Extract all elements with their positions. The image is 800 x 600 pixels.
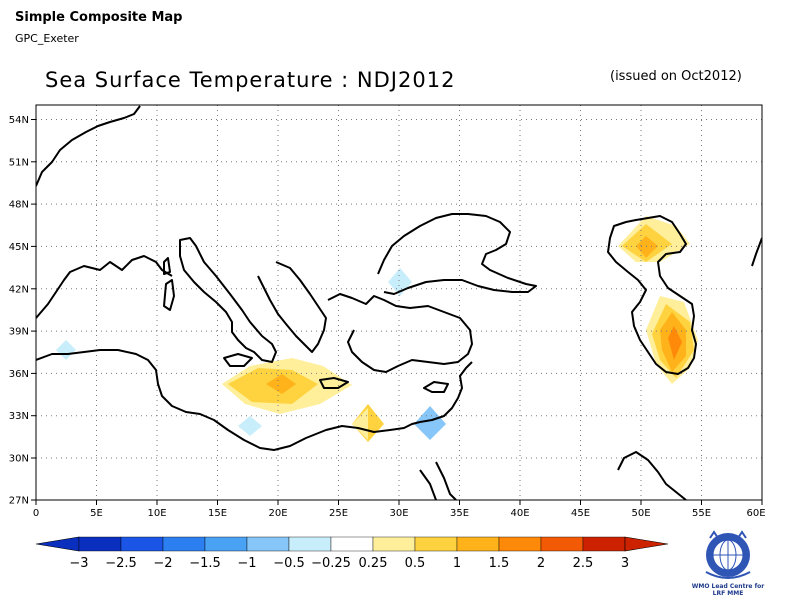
colorbar-label: 0.25 — [359, 556, 388, 571]
coast-east — [751, 237, 762, 267]
coast-europe-west — [36, 105, 141, 187]
colorbar-label: 0.5 — [405, 556, 426, 571]
coast-greece-turkey — [327, 293, 473, 373]
wmo-logo-icon — [705, 530, 751, 579]
anomaly-cyprus-cold — [414, 406, 446, 440]
issued-date: (issued on Oct2012) — [610, 69, 742, 84]
lat-label-54n: 54N — [9, 115, 29, 126]
lon-label-10e: 10E — [147, 508, 166, 519]
colorbar-label: −1 — [237, 556, 256, 571]
colorbar-label: −1.5 — [189, 556, 221, 571]
lat-label-33n: 33N — [9, 411, 29, 422]
coastlines — [36, 105, 762, 500]
coast-spain-france — [36, 255, 173, 319]
lon-label-20e: 20E — [268, 508, 287, 519]
coast-levant — [419, 361, 473, 423]
colorbar-swatch-8 — [372, 536, 416, 552]
coast-sardinia — [163, 279, 175, 311]
page-title: Simple Composite Map — [15, 10, 183, 25]
lon-label-50e: 50E — [631, 508, 650, 519]
colorbar-swatch-10 — [456, 536, 500, 552]
colorbar — [35, 536, 669, 552]
colorbar-arrow-right — [624, 536, 669, 552]
anomaly-libya-cold — [238, 416, 262, 436]
lon-label-35e: 35E — [450, 508, 469, 519]
lat-ticks — [31, 119, 36, 501]
lat-label-39n: 39N — [9, 327, 29, 338]
colorbar-swatch-7 — [330, 536, 374, 552]
colorbar-swatch-5 — [246, 536, 290, 552]
lon-label-5e: 5E — [90, 508, 103, 519]
colorbar-swatch-12 — [540, 536, 584, 552]
colorbar-label: −2 — [153, 556, 172, 571]
coast-black-sea — [377, 213, 537, 295]
colorbar-label: −3 — [69, 556, 88, 571]
lon-label-60e: 60E — [746, 508, 765, 519]
lon-label-55e: 55E — [692, 508, 711, 519]
lat-label-42n: 42N — [9, 284, 29, 295]
lon-label-40e: 40E — [510, 508, 529, 519]
colorbar-swatch-9 — [414, 536, 458, 552]
coast-corsica — [163, 257, 171, 275]
colorbar-label: 3 — [621, 556, 629, 571]
colorbar-label: −0.5 — [273, 556, 305, 571]
colorbar-label: 2.5 — [573, 556, 594, 571]
lat-label-48n: 48N — [9, 200, 29, 211]
map-title: Sea Surface Temperature : NDJ2012 — [45, 68, 456, 92]
lat-label-45n: 45N — [9, 242, 29, 253]
lon-label-15e: 15E — [208, 508, 227, 519]
colorbar-swatch-6 — [288, 536, 332, 552]
colorbar-label: −0.25 — [311, 556, 351, 571]
coast-caspian — [607, 215, 697, 375]
colorbar-swatch-2 — [120, 536, 164, 552]
logo-caption: WMO Lead Centre for LRF MME — [688, 583, 768, 597]
logo-caption-line1: WMO Lead Centre for — [691, 583, 765, 590]
colorbar-label: 1.5 — [489, 556, 510, 571]
logo-caption-line2: LRF MME — [712, 590, 744, 597]
anomaly-alboran-cold — [56, 340, 76, 360]
anomaly-central-med-core — [266, 374, 296, 394]
colorbar-labels: −3 −2.5 −2 −1.5 −1 −0.5 −0.25 0.25 0.5 1… — [69, 556, 629, 571]
lat-label-51n: 51N — [9, 157, 29, 168]
colorbar-swatch-4 — [204, 536, 248, 552]
map-grid — [36, 105, 762, 500]
colorbar-label: 2 — [537, 556, 545, 571]
lon-labels: 0 5E 10E 15E 20E 25E 30E 35E 40E 45E 50E… — [33, 508, 766, 519]
coast-africa — [36, 349, 421, 451]
colorbar-swatch-11 — [498, 536, 542, 552]
colorbar-swatch-13 — [582, 536, 626, 552]
colorbar-label: −2.5 — [105, 556, 137, 571]
colorbar-swatch-3 — [162, 536, 206, 552]
coast-balkans — [257, 261, 327, 353]
lon-ticks — [35, 500, 763, 505]
colorbar-arrow-left — [35, 536, 80, 552]
anomaly-caspian-south-core — [668, 326, 682, 360]
coast-italy — [179, 237, 277, 363]
lon-label-30e: 30E — [389, 508, 408, 519]
anomaly-caspian-north-core — [636, 236, 658, 258]
colorbar-label: 1 — [453, 556, 461, 571]
lon-label-25e: 25E — [329, 508, 348, 519]
anomaly-crete-south-outer — [352, 408, 368, 440]
lat-label-30n: 30N — [9, 454, 29, 465]
lat-label-27n: 27N — [9, 496, 29, 507]
lon-label-0: 0 — [33, 508, 39, 519]
coast-sicily — [223, 353, 253, 367]
lat-label-36n: 36N — [9, 369, 29, 380]
lat-labels: 54N 51N 48N 45N 42N 39N 36N 33N 30N 27N — [9, 115, 29, 507]
anomaly-shading — [56, 216, 698, 442]
lon-label-45e: 45E — [571, 508, 590, 519]
coast-persian-gulf — [617, 451, 687, 500]
coast-crete — [319, 377, 349, 389]
coast-red-sea — [419, 461, 457, 500]
colorbar-swatch-1 — [78, 536, 122, 552]
coast-cyprus — [423, 381, 449, 393]
page-subtitle: GPC_Exeter — [15, 32, 79, 45]
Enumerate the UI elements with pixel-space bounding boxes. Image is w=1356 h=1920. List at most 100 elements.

··········

## Exercise:
From the listing above, keep only the lines that contain the string "arrow" and copy each of them in full.

## Solution for this problem:
colorbar-arrow-right — [624, 536, 669, 552]
colorbar-arrow-left — [35, 536, 80, 552]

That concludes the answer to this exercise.